__Work instructions__
Identify all lines in the data containing the string "العلمية". Copy them out.

__Material__
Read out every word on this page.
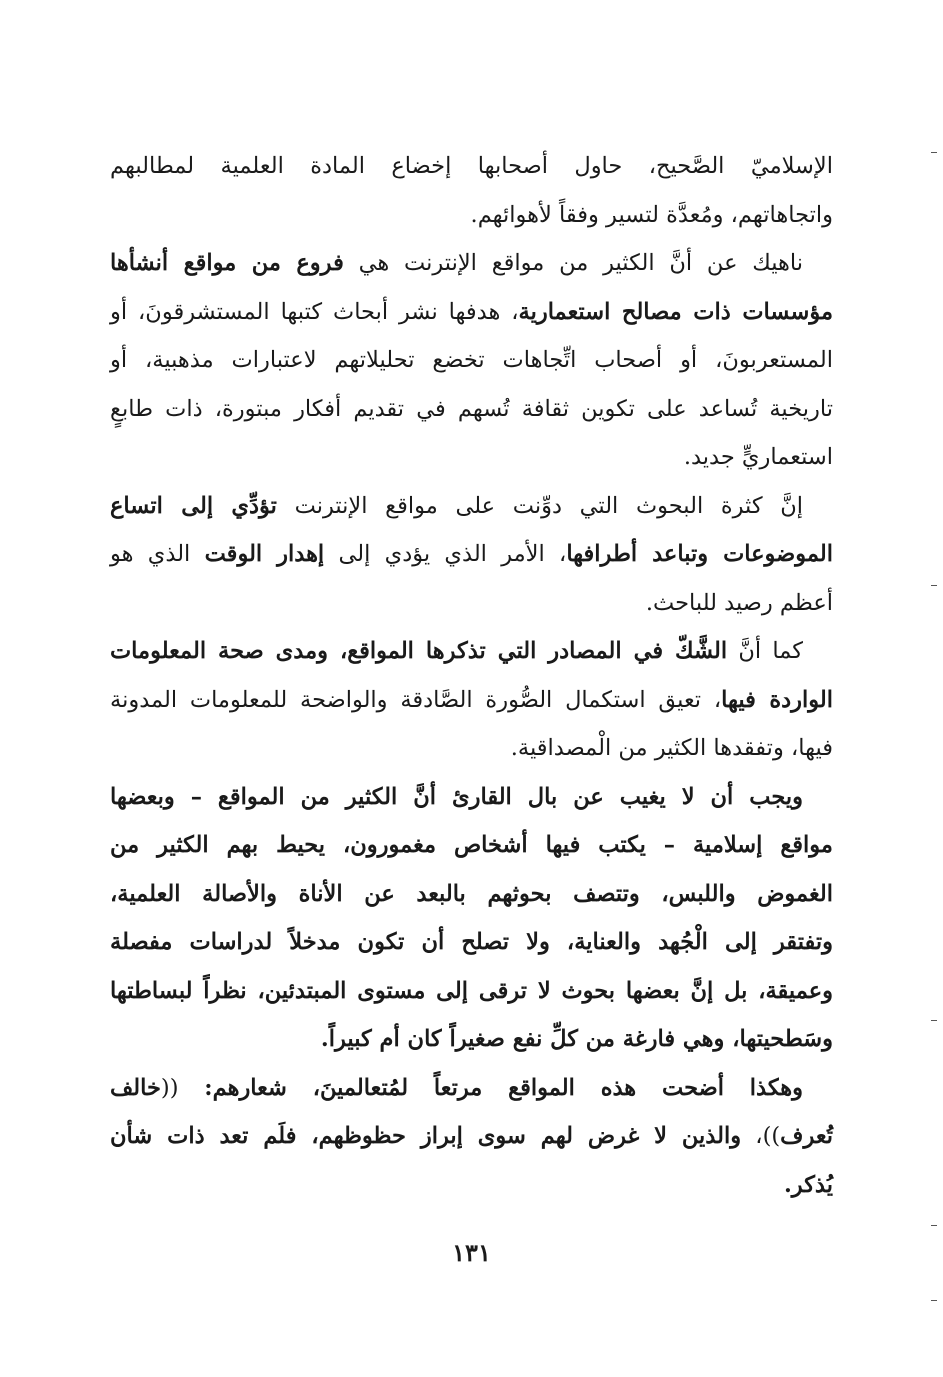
الإسلاميّ الصَّحيح، حاول أصحابها إخضاع المادة العلمية لمطالبهم
واتجاهاتهم، ومُعدَّة لتسير وفقاً لأهوائهم.
ناهيك عن أنَّ الكثير من مواقع الإنترنت هي فروع من مواقع أنشأها
مؤسسات ذات مصالح استعمارية، هدفها نشر أبحاث كتبها المستشرقونَ، أو
المستعربونَ، أو أصحاب اتِّجاهات تخضع تحليلاتهم لاعتبارات مذهبية، أو
تاريخية تُساعد على تكوين ثقافة تُسهم في تقديم أفكار مبتورة، ذات طابعٍ
استعماريٍّ جديد.
إنَّ كثرة البحوث التي دوِّنت على مواقع الإنترنت تؤدِّي إلى اتساع
الموضوعات وتباعد أطرافها، الأمر الذي يؤدي إلى إهدار الوقت الذي هو
أعظم رصيد للباحث.
كما أنَّ الشَّكّ في المصادر التي تذكرها المواقع، ومدى صحة المعلومات
الواردة فيها، تعيق استكمال الصُّورة الصَّادقة والواضحة للمعلومات المدونة
فيها، وتفقدها الكثير من الْمصداقية.
ويجب أن لا يغيب عن بال القارئ أنَّ الكثير من المواقع – وبعضها
مواقع إسلامية – يكتب فيها أشخاص مغمورون، يحيط بهم الكثير من
الغموض واللبس، وتتصف بحوثهم بالبعد عن الأناة والأصالة العلمية،
وتفتقر إلى الْجُهد والعناية، ولا تصلح أن تكون مدخلاً لدراسات مفصلة
وعميقة، بل إنَّ بعضها بحوث لا ترقى إلى مستوى المبتدئين، نظراً لبساطتها
وسَطحيتها، وهي فارغة من كلِّ نفع صغيراً كان أم كبيراً.
وهكذا أضحت هذه المواقع مرتعاً لمُتعالمينَ، شعارهم: ((خالف
تُعرف))، والذين لا غرض لهم سوى إبراز حظوظهم، فلَم تعد ذات شأن
يُذكر.
١٣١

__Solution to the problem__
الإسلاميّ الصَّحيح، حاول أصحابها إخضاع المادة العلمية لمطالبهم
الغموض واللبس، وتتصف بحوثهم بالبعد عن الأناة والأصالة العلمية،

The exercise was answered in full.